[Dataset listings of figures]
******************************
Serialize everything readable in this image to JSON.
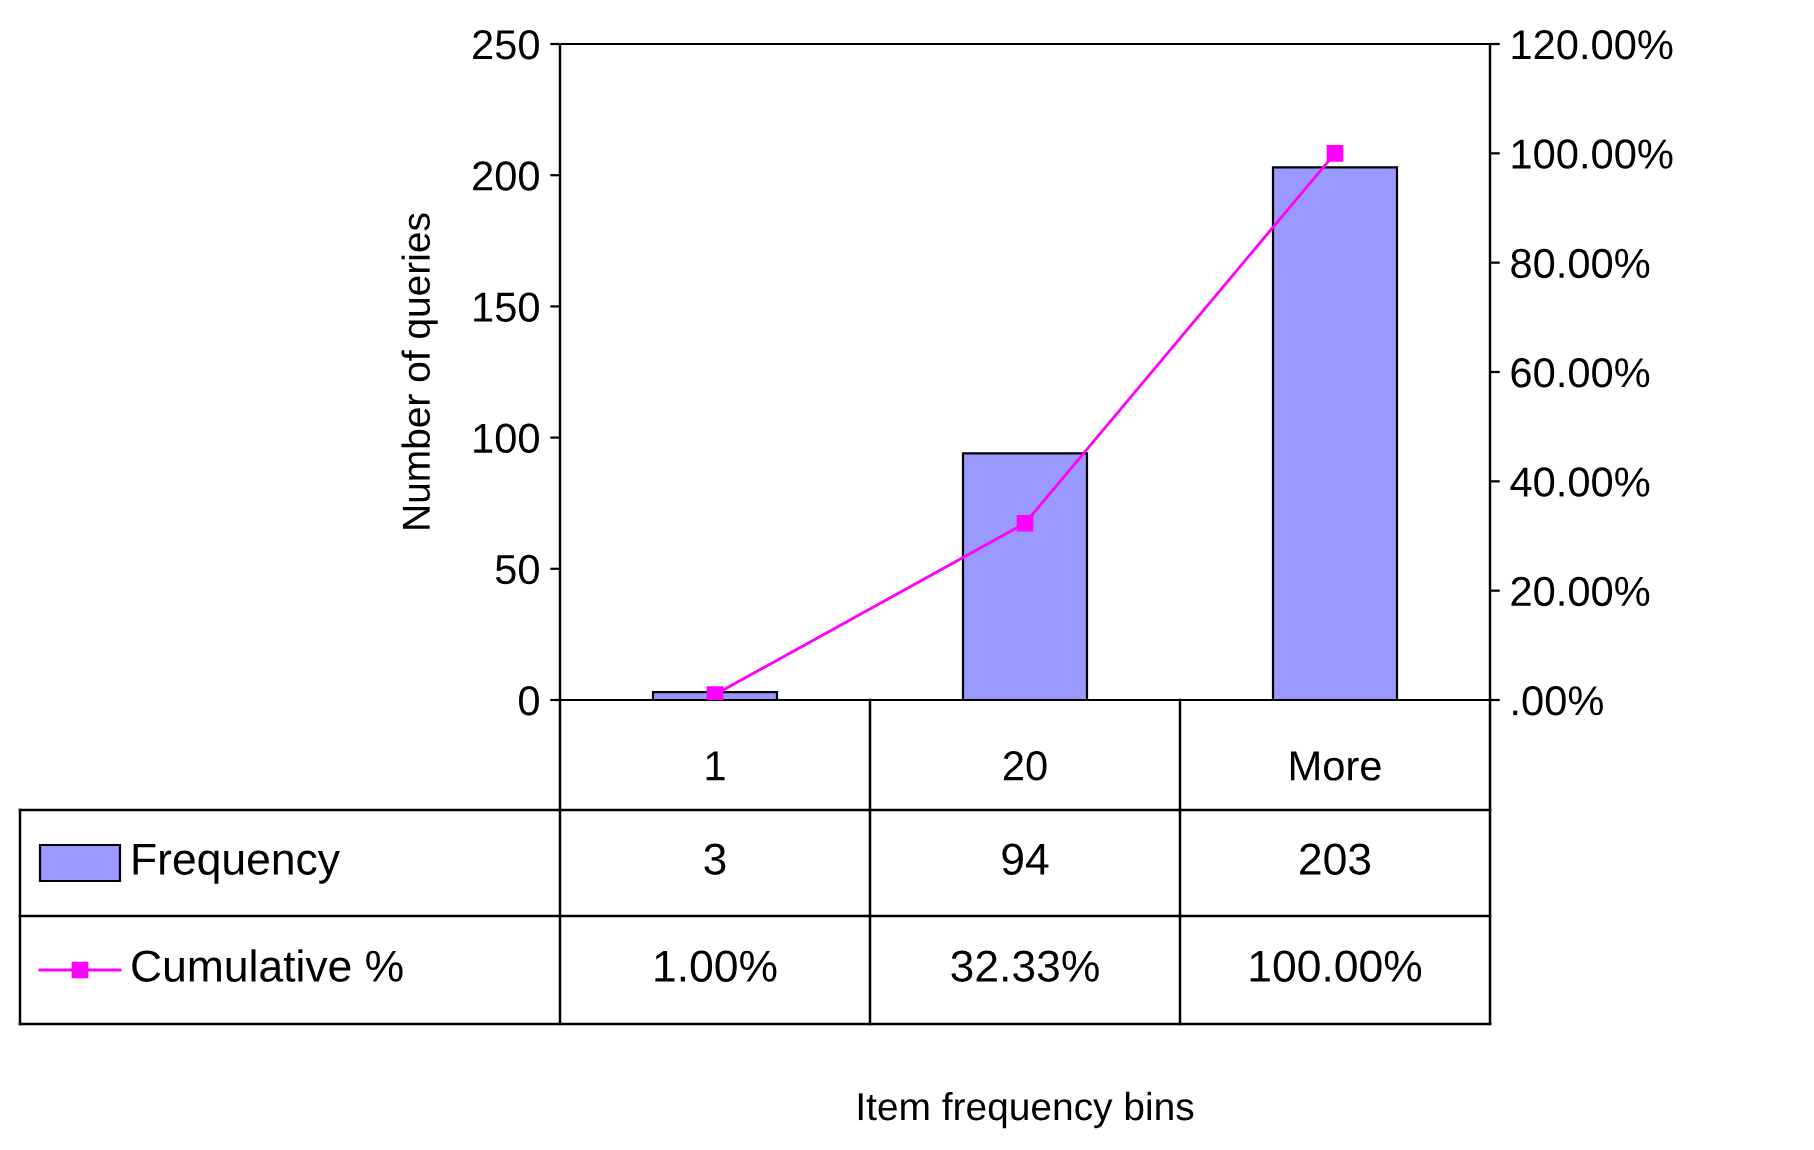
{
  "chart_data": {
    "type": "bar",
    "annotations": [
      "Item frequency bins"
    ],
    "ylabel": "Number of queries",
    "categories": [
      "1",
      "20",
      "More"
    ],
    "series": [
      {
        "name": "Frequency",
        "color": "#9999ff",
        "values": [
          3,
          94,
          203
        ],
        "value_labels": [
          "3",
          "94",
          "203"
        ]
      },
      {
        "name": "Cumulative %",
        "type": "line",
        "axis": "y2",
        "color": "#ff00ff",
        "marker": "square",
        "values": [
          1.0,
          32.33,
          100.0
        ],
        "value_labels": [
          "1.00%",
          "32.33%",
          "100.00%"
        ]
      }
    ],
    "ylim": [
      0,
      250
    ],
    "yticks": [
      0,
      50,
      100,
      150,
      200,
      250
    ],
    "y2lim": [
      0,
      120
    ],
    "y2ticks": [
      {
        "value": 0,
        "label": ".00%"
      },
      {
        "value": 20,
        "label": "20.00%"
      },
      {
        "value": 40,
        "label": "40.00%"
      },
      {
        "value": 60,
        "label": "60.00%"
      },
      {
        "value": 80,
        "label": "80.00%"
      },
      {
        "value": 100,
        "label": "100.00%"
      },
      {
        "value": 120,
        "label": "120.00%"
      }
    ],
    "grid": false,
    "legend": "bottom"
  }
}
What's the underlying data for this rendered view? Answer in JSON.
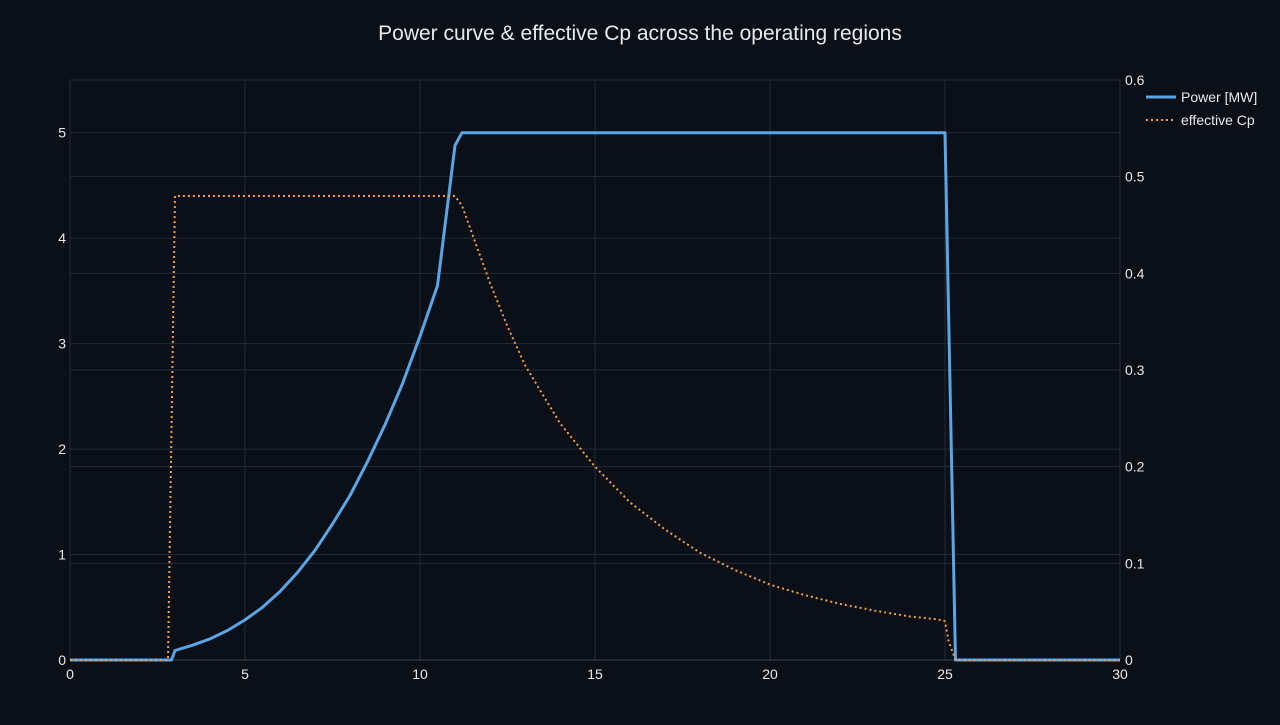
{
  "chart_data": {
    "type": "line",
    "title": "Power curve & effective Cp across the operating regions",
    "xlabel": "",
    "ylabel": "",
    "y2label": "",
    "xlim": [
      0,
      30
    ],
    "ylim": [
      0,
      5.5
    ],
    "y2lim": [
      0,
      0.6
    ],
    "x_ticks": [
      0,
      5,
      10,
      15,
      20,
      25,
      30
    ],
    "y_ticks": [
      0,
      1,
      2,
      3,
      4,
      5
    ],
    "y2_ticks": [
      0,
      0.1,
      0.2,
      0.3,
      0.4,
      0.5,
      0.6
    ],
    "y2_tick_labels": [
      "0",
      "0.1",
      "0.2",
      "0.3",
      "0.4",
      "0.5",
      "0.6"
    ],
    "grid": true,
    "legend": "top-right",
    "series": [
      {
        "name": "Power [MW]",
        "axis": "y",
        "style": "solid",
        "color": "#5aa5e6",
        "x": [
          0,
          2.9,
          3.0,
          3.5,
          4,
          4.5,
          5,
          5.5,
          6,
          6.5,
          7,
          7.5,
          8,
          8.5,
          9,
          9.5,
          10,
          10.5,
          11,
          11.2,
          12,
          14,
          16,
          18,
          20,
          22,
          24,
          25,
          25.3,
          26,
          28,
          30
        ],
        "y": [
          0,
          0,
          0.09,
          0.14,
          0.2,
          0.28,
          0.38,
          0.5,
          0.65,
          0.83,
          1.04,
          1.29,
          1.56,
          1.88,
          2.23,
          2.62,
          3.07,
          3.55,
          4.88,
          5.0,
          5.0,
          5.0,
          5.0,
          5.0,
          5.0,
          5.0,
          5.0,
          5.0,
          0,
          0,
          0,
          0
        ]
      },
      {
        "name": "effective Cp",
        "axis": "y2",
        "style": "dotted",
        "color": "#f0a04b",
        "x": [
          0,
          2.8,
          3.0,
          5,
          7,
          9,
          10.5,
          11.0,
          11.2,
          11.5,
          12,
          12.5,
          13,
          14,
          15,
          16,
          17,
          18,
          19,
          20,
          21,
          22,
          23,
          24,
          24.8,
          25.0,
          25.1,
          25.3,
          26,
          28,
          30
        ],
        "y": [
          0,
          0,
          0.48,
          0.48,
          0.48,
          0.48,
          0.48,
          0.48,
          0.47,
          0.44,
          0.39,
          0.345,
          0.305,
          0.245,
          0.2,
          0.163,
          0.135,
          0.111,
          0.093,
          0.078,
          0.067,
          0.058,
          0.051,
          0.045,
          0.042,
          0.04,
          0.02,
          0,
          0,
          0,
          0
        ]
      }
    ]
  }
}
******************************
What the task asks —
Your answer should be one number: how many lines in the material above contain the string "Power".

Solution —
2